* [EXERCISE INPUTS]:
****

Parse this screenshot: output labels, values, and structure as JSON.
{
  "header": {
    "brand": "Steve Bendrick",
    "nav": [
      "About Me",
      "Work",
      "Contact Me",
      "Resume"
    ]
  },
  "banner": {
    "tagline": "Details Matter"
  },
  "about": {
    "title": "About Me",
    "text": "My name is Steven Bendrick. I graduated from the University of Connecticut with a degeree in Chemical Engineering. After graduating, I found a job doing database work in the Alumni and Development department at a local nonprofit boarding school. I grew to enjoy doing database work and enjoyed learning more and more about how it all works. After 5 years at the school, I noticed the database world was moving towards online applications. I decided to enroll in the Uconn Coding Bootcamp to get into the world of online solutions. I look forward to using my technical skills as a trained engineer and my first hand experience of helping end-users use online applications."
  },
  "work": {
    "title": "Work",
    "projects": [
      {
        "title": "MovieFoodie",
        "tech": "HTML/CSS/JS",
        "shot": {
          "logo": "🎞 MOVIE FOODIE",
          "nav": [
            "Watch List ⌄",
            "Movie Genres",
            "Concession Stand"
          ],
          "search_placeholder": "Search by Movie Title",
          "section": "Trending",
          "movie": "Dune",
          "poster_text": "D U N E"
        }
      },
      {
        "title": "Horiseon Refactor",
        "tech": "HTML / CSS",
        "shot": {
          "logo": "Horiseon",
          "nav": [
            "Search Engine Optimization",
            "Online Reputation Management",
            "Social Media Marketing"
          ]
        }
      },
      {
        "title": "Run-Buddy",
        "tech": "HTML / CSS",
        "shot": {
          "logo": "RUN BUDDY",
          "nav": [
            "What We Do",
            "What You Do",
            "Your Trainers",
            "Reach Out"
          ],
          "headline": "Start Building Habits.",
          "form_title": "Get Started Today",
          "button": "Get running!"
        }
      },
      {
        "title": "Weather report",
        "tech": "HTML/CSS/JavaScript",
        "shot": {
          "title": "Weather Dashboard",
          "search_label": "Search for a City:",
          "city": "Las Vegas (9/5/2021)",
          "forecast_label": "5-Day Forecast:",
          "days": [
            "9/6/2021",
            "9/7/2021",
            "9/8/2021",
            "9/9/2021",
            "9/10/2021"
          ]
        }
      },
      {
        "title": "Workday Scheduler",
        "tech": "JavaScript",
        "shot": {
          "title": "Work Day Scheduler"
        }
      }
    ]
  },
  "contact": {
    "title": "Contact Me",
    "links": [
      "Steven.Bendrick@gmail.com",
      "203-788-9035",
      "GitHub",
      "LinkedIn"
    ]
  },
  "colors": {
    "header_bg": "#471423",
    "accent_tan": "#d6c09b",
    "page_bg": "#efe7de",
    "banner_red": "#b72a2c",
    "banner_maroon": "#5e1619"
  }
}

****

* [DESCRIPTION OF THE TASK]: Retype the material in full, character for character.

* [SOLUTION TO THE EXERCISE]:
Parse this screenshot: output labels, values, and structure as JSON.
{
  "header": {
    "brand": "Steve Bendrick",
    "nav": [
      "About Me",
      "Work",
      "Contact Me",
      "Resume"
    ]
  },
  "banner": {
    "tagline": "Details Matter"
  },
  "about": {
    "title": "About Me",
    "text": "My name is Steven Bendrick. I graduated from the University of Connecticut with a degeree in Chemical Engineering. After graduating, I found a job doing database work in the Alumni and Development department at a local nonprofit boarding school. I grew to enjoy doing database work and enjoyed learning more and more about how it all works. After 5 years at the school, I noticed the database world was moving towards online applications. I decided to enroll in the Uconn Coding Bootcamp to get into the world of online solutions. I look forward to using my technical skills as a trained engineer and my first hand experience of helping end-users use online applications."
  },
  "work": {
    "title": "Work",
    "projects": [
      {
        "title": "MovieFoodie",
        "tech": "HTML/CSS/JS",
        "shot": {
          "logo": "🎞 MOVIE FOODIE",
          "nav": [
            "Watch List ⌄",
            "Movie Genres",
            "Concession Stand"
          ],
          "search_placeholder": "Search by Movie Title",
          "section": "Trending",
          "movie": "Dune",
          "poster_text": "D U N E"
        }
      },
      {
        "title": "Horiseon Refactor",
        "tech": "HTML / CSS",
        "shot": {
          "logo": "Horiseon",
          "nav": [
            "Search Engine Optimization",
            "Online Reputation Management",
            "Social Media Marketing"
          ]
        }
      },
      {
        "title": "Run-Buddy",
        "tech": "HTML / CSS",
        "shot": {
          "logo": "RUN BUDDY",
          "nav": [
            "What We Do",
            "What You Do",
            "Your Trainers",
            "Reach Out"
          ],
          "headline": "Start Building Habits.",
          "form_title": "Get Started Today",
          "button": "Get running!"
        }
      },
      {
        "title": "Weather report",
        "tech": "HTML/CSS/JavaScript",
        "shot": {
          "title": "Weather Dashboard",
          "search_label": "Search for a City:",
          "city": "Las Vegas (9/5/2021)",
          "forecast_label": "5-Day Forecast:",
          "days": [
            "9/6/2021",
            "9/7/2021",
            "9/8/2021",
            "9/9/2021",
            "9/10/2021"
          ]
        }
      },
      {
        "title": "Workday Scheduler",
        "tech": "JavaScript",
        "shot": {
          "title": "Work Day Scheduler"
        }
      }
    ]
  },
  "contact": {
    "title": "Contact Me",
    "links": [
      "Steven.Bendrick@gmail.com",
      "203-788-9035",
      "GitHub",
      "LinkedIn"
    ]
  },
  "colors": {
    "header_bg": "#471423",
    "accent_tan": "#d6c09b",
    "page_bg": "#efe7de",
    "banner_red": "#b72a2c",
    "banner_maroon": "#5e1619"
  }
}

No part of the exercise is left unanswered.